Written problem
For each line below that includes the word "body", make a copy.

>> Begin

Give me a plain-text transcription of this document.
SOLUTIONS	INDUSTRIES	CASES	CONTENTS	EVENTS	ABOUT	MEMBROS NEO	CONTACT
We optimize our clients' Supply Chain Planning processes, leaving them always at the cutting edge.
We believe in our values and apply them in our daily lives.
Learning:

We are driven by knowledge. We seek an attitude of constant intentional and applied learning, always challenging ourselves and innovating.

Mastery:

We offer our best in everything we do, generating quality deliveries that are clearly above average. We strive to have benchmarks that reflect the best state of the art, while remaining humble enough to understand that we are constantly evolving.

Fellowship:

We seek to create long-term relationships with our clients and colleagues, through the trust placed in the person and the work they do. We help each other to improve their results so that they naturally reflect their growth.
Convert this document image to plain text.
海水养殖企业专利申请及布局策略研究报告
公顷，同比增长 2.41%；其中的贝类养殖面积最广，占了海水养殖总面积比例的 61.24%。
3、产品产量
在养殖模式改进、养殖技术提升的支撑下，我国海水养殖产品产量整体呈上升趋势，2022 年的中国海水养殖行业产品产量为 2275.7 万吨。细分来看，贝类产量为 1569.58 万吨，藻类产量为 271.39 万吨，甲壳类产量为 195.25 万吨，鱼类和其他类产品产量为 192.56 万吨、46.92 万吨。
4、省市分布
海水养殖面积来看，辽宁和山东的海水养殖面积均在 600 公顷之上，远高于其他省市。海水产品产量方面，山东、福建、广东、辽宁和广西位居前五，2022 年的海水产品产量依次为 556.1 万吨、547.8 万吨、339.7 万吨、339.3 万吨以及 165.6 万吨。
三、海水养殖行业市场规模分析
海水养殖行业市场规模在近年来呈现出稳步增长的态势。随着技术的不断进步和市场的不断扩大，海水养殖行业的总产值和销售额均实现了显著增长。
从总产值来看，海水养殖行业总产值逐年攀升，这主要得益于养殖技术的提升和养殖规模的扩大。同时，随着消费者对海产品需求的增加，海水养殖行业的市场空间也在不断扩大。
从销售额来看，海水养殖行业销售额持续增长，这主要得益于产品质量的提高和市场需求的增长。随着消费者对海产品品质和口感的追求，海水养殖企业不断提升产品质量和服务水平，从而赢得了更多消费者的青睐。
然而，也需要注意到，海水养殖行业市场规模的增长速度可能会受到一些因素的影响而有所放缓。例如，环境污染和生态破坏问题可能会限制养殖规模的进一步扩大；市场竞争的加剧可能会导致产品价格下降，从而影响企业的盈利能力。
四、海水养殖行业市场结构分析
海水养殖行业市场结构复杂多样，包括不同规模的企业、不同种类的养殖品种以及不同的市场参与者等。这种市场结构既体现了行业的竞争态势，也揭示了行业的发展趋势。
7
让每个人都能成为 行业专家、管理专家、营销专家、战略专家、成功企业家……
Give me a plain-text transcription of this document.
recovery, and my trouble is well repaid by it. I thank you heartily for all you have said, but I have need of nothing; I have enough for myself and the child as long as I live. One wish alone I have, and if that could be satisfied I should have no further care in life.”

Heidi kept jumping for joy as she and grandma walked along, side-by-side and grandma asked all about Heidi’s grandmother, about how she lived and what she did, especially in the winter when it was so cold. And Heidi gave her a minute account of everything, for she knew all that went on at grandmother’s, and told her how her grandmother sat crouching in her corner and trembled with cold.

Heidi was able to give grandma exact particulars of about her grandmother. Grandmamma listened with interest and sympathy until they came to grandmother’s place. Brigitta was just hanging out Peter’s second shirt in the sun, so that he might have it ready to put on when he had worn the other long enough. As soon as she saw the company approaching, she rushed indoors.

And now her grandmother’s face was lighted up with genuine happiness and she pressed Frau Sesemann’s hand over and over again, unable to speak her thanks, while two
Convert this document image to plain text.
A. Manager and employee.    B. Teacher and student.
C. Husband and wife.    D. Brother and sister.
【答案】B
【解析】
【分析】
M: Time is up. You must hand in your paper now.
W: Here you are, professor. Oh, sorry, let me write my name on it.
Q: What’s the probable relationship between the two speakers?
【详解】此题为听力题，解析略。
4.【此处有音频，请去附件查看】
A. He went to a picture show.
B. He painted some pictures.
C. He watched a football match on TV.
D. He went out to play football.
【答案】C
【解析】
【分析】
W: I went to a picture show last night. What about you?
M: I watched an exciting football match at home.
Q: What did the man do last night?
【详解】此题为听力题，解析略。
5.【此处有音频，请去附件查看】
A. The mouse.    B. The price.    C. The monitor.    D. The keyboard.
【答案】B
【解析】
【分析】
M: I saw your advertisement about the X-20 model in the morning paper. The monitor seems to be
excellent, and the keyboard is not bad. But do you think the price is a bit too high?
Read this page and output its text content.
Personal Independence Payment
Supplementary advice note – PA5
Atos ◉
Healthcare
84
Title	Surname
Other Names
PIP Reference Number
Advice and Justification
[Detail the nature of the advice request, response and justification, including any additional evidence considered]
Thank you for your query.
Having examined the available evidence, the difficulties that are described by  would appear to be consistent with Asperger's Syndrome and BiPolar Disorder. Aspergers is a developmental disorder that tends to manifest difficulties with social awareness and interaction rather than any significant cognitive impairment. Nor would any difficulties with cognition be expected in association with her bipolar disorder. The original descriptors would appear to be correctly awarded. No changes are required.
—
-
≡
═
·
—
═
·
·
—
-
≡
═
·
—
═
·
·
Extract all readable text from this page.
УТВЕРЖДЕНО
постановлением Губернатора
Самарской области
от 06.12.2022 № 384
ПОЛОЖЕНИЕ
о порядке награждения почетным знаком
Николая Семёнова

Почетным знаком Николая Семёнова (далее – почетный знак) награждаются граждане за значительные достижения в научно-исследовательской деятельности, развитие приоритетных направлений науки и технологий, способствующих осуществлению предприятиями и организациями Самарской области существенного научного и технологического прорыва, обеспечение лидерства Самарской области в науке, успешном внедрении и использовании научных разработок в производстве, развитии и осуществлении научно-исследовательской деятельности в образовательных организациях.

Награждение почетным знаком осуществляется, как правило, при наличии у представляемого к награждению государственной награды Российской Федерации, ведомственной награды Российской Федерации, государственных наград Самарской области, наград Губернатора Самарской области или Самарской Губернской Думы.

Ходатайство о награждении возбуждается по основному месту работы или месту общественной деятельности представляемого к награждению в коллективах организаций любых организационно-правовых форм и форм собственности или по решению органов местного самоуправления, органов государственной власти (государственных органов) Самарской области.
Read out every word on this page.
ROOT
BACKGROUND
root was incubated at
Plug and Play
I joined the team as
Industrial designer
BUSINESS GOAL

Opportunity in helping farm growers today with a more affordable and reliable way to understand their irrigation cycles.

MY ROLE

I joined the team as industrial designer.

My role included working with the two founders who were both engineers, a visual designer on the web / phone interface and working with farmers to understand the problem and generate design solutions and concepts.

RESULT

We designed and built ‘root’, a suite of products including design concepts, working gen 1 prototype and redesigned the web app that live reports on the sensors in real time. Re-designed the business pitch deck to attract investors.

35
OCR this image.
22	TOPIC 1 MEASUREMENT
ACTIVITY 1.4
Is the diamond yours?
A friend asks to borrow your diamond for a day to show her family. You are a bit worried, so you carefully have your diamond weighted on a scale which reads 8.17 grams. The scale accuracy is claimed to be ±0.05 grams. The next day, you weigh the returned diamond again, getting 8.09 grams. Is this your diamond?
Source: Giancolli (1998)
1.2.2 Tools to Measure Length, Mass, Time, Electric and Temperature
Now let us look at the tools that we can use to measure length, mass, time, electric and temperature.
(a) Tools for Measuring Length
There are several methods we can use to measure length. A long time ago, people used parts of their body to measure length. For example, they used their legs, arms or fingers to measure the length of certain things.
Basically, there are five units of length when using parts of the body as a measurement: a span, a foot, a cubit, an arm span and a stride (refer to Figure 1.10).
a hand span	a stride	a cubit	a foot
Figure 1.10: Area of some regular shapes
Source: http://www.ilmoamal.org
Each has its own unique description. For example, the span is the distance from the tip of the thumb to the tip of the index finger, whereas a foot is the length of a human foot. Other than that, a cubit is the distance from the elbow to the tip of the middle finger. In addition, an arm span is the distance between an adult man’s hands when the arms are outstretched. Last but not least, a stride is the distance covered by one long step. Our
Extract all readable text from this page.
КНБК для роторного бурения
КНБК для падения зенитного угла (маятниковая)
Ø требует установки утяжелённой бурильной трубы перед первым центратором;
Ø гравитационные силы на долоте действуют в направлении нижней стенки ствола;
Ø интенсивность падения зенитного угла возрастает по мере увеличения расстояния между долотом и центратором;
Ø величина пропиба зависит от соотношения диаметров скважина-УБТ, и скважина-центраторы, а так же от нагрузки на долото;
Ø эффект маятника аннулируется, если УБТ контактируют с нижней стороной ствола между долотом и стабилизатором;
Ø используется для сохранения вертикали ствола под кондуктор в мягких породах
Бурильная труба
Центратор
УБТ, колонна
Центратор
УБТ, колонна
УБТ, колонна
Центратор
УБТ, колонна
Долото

>> End

Expected answer
There are several methods we can use to measure length. A long time ago, people used parts of their body to measure length. For example, they used their legs, arms or fingers to measure the length of certain things.
Basically, there are five units of length when using parts of the body as a measurement: a span, a foot, a cubit, an arm span and a stride (refer to Figure 1.10).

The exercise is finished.